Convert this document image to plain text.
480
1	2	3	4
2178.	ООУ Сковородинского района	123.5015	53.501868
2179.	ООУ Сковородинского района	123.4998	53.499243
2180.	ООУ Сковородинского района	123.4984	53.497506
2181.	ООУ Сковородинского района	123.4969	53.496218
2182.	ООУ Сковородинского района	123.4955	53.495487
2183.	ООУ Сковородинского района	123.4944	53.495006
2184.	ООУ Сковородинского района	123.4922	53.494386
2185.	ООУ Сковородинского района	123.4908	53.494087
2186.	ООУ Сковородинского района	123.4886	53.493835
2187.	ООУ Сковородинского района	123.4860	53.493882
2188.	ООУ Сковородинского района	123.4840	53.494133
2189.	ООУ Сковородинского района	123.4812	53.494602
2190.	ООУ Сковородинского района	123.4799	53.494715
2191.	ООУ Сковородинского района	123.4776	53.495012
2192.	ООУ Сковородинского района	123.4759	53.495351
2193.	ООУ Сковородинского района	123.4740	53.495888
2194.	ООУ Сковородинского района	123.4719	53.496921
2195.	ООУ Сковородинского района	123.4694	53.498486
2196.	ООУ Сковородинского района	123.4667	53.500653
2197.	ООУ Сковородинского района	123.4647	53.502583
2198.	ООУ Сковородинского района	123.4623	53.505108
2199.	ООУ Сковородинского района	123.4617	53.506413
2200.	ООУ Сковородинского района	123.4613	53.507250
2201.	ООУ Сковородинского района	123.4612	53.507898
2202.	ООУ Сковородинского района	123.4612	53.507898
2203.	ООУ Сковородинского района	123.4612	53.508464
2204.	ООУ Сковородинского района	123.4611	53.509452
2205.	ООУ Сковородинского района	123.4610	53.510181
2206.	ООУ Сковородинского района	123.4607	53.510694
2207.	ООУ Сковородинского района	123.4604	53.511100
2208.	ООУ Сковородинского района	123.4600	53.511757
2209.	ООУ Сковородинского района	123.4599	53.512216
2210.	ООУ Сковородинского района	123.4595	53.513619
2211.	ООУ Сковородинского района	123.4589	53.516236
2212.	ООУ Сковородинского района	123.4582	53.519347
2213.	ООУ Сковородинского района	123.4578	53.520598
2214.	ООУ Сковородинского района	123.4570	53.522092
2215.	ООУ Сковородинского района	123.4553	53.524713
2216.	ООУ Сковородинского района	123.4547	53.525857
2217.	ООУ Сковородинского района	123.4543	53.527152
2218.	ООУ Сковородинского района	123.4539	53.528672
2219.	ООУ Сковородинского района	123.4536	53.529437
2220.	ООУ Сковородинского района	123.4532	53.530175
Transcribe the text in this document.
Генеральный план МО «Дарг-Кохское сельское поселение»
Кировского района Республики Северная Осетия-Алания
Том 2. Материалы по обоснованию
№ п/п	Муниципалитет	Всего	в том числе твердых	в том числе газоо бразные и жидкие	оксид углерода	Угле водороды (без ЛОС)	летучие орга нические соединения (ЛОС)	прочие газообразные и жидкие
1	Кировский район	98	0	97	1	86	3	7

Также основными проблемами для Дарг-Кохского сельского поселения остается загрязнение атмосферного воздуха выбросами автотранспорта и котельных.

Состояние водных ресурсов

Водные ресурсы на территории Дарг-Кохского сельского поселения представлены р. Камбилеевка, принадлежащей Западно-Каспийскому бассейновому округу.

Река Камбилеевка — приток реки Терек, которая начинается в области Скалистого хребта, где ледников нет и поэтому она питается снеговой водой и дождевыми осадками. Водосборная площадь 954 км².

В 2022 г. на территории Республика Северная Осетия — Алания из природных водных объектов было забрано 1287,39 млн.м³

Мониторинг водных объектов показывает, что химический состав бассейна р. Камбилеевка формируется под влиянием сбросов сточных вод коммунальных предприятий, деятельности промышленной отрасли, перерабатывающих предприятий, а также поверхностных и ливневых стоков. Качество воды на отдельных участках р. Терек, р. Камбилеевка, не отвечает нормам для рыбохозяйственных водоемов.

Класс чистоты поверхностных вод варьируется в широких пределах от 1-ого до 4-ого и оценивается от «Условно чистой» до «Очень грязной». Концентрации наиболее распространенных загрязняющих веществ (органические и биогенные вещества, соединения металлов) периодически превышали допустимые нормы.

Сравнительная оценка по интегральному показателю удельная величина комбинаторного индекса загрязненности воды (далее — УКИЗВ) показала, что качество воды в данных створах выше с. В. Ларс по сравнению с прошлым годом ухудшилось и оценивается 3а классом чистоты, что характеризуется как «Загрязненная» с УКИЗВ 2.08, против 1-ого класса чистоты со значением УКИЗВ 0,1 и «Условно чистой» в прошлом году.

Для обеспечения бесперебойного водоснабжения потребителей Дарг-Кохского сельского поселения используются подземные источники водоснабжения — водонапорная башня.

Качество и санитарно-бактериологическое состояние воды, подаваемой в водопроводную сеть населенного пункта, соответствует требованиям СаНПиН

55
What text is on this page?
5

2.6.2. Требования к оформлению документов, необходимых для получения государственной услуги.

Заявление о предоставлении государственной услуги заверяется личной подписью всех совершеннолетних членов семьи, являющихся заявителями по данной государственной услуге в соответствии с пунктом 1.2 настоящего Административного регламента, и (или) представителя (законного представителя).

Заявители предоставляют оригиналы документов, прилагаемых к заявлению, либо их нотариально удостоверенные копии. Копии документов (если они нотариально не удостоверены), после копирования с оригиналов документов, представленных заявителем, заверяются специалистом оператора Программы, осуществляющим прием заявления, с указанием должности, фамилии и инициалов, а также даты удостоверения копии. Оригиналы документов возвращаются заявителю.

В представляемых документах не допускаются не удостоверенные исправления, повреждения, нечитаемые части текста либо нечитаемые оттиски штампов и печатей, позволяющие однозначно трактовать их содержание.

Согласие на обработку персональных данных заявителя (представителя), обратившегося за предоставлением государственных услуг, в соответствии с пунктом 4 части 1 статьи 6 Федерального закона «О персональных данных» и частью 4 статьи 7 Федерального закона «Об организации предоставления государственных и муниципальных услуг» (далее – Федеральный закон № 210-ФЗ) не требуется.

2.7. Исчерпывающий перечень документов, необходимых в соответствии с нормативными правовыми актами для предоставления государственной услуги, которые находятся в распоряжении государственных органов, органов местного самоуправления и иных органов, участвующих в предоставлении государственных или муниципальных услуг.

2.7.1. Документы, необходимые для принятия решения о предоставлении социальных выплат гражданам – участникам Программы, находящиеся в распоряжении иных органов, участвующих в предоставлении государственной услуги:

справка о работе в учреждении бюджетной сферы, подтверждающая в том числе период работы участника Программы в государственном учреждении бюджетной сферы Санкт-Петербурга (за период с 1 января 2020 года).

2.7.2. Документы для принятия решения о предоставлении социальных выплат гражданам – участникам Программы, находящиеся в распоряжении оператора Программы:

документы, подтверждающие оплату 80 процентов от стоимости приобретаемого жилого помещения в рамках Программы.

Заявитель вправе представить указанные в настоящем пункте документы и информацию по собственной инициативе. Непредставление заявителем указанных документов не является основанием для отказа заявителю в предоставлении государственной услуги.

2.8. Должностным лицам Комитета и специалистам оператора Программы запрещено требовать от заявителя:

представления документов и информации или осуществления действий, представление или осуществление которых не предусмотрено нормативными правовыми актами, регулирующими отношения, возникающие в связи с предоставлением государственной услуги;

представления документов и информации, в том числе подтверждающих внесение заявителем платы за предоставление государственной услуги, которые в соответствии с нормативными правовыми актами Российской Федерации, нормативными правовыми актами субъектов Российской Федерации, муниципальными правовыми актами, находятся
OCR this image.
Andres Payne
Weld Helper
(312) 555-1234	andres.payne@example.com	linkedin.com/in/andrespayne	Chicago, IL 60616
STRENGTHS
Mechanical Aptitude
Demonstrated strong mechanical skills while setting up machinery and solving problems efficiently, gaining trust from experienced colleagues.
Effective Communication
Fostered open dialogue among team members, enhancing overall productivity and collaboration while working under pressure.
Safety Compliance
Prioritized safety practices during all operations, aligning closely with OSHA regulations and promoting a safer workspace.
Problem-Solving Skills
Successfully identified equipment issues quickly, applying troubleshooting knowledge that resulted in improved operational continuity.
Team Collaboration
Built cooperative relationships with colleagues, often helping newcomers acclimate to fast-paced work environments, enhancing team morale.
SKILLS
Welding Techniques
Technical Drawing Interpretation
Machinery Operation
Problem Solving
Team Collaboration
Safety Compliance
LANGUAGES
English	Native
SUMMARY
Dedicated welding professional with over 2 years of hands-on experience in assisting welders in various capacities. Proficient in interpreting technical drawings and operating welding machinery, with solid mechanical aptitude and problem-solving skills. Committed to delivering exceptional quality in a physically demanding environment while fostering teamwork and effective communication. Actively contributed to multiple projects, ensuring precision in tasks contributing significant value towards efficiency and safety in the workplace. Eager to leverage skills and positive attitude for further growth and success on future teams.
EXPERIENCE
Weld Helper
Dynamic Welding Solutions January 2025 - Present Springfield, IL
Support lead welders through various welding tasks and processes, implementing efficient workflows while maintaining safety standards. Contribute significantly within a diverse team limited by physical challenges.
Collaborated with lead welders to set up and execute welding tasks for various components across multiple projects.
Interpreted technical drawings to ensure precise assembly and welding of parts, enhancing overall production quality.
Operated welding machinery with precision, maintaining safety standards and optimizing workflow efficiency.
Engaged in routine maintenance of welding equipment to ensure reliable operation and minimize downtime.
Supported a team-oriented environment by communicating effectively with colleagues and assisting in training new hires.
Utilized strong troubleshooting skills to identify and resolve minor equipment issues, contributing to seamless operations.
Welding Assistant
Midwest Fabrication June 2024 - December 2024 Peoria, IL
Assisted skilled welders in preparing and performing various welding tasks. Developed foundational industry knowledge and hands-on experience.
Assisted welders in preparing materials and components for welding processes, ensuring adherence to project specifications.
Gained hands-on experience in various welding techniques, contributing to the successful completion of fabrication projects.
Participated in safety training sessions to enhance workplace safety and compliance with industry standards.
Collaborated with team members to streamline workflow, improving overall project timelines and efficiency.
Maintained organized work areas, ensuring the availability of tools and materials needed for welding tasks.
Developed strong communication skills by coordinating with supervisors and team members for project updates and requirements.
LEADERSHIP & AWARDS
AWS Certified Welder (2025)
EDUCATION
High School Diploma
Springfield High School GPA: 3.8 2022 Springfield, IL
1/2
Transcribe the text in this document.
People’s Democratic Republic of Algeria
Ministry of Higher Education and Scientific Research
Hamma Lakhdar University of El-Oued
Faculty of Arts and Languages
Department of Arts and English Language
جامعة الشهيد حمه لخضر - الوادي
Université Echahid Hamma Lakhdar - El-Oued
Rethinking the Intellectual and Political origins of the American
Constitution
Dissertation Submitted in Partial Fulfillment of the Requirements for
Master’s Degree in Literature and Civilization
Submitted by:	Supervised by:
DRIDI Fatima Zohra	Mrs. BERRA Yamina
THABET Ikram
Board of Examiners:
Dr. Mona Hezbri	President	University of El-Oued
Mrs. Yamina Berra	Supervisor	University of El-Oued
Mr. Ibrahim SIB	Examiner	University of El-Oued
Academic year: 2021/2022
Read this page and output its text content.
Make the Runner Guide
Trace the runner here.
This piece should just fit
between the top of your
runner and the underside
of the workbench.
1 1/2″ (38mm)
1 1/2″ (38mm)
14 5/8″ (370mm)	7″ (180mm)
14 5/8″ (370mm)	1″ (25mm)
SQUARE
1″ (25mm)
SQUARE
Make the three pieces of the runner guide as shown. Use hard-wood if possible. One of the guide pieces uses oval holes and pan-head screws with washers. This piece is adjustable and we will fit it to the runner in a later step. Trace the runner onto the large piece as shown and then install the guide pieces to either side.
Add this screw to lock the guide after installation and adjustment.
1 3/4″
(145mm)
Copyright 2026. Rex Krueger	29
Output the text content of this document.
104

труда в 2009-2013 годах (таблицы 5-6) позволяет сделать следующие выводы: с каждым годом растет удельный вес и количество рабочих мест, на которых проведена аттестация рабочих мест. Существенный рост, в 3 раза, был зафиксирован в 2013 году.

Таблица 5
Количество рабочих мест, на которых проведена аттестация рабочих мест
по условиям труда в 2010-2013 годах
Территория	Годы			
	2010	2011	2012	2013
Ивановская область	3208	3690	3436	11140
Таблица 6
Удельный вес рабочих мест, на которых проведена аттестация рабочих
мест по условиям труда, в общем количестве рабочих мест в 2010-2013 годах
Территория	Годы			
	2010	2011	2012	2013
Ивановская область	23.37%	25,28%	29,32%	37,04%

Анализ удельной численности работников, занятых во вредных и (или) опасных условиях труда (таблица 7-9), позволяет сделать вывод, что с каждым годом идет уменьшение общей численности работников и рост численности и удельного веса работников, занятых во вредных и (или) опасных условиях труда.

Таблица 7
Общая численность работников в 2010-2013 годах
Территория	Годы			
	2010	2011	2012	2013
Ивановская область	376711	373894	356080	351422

━━━━

* **Directions for this task**
Pick out and copy the lines of the material that include the word "knowledge".

* **Output of the exercise**
Successfully identified equipment issues quickly, applying troubleshooting knowledge that resulted in improved operational continuity.
Assisted skilled welders in preparing and performing various welding tasks. Developed foundational industry knowledge and hands-on experience.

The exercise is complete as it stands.